In the copy, keep every record exact and leave out all images.

— begin RECORD EXCERPTS —

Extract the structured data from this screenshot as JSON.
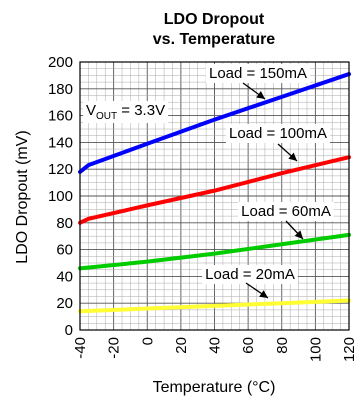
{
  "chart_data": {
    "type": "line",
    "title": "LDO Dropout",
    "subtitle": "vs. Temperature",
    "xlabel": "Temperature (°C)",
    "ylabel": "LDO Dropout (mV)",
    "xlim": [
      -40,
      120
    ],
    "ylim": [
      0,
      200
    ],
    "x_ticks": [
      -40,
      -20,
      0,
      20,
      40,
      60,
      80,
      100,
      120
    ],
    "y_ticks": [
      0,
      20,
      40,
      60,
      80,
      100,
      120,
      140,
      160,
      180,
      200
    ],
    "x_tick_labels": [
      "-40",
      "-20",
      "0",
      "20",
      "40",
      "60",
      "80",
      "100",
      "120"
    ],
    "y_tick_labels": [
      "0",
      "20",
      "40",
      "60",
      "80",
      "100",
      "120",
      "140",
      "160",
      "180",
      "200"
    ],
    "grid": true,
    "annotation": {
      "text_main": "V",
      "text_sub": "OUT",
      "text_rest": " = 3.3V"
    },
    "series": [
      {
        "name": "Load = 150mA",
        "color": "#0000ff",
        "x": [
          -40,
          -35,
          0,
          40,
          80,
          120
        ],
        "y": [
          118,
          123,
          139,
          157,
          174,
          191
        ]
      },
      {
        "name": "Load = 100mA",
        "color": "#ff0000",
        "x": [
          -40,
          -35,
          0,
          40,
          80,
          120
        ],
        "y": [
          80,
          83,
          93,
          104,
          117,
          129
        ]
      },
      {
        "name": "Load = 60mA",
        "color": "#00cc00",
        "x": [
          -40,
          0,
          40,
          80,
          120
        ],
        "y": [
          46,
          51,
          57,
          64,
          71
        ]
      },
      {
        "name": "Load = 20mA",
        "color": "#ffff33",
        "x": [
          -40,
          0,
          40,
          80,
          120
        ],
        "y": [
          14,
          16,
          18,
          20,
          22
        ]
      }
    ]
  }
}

— end RECORD EXCERPTS —

SOLUTION -
Extract the structured data from this screenshot as JSON.
{
  "chart_data": {
    "type": "line",
    "title": "LDO Dropout",
    "subtitle": "vs. Temperature",
    "xlabel": "Temperature (°C)",
    "ylabel": "LDO Dropout (mV)",
    "xlim": [
      -40,
      120
    ],
    "ylim": [
      0,
      200
    ],
    "x_ticks": [
      -40,
      -20,
      0,
      20,
      40,
      60,
      80,
      100,
      120
    ],
    "y_ticks": [
      0,
      20,
      40,
      60,
      80,
      100,
      120,
      140,
      160,
      180,
      200
    ],
    "x_tick_labels": [
      "-40",
      "-20",
      "0",
      "20",
      "40",
      "60",
      "80",
      "100",
      "120"
    ],
    "y_tick_labels": [
      "0",
      "20",
      "40",
      "60",
      "80",
      "100",
      "120",
      "140",
      "160",
      "180",
      "200"
    ],
    "grid": true,
    "annotation": {
      "text_main": "V",
      "text_sub": "OUT",
      "text_rest": " = 3.3V"
    },
    "series": [
      {
        "name": "Load = 150mA",
        "color": "#0000ff",
        "x": [
          -40,
          -35,
          0,
          40,
          80,
          120
        ],
        "y": [
          118,
          123,
          139,
          157,
          174,
          191
        ]
      },
      {
        "name": "Load = 100mA",
        "color": "#ff0000",
        "x": [
          -40,
          -35,
          0,
          40,
          80,
          120
        ],
        "y": [
          80,
          83,
          93,
          104,
          117,
          129
        ]
      },
      {
        "name": "Load = 60mA",
        "color": "#00cc00",
        "x": [
          -40,
          0,
          40,
          80,
          120
        ],
        "y": [
          46,
          51,
          57,
          64,
          71
        ]
      },
      {
        "name": "Load = 20mA",
        "color": "#ffff33",
        "x": [
          -40,
          0,
          40,
          80,
          120
        ],
        "y": [
          14,
          16,
          18,
          20,
          22
        ]
      }
    ]
  }
}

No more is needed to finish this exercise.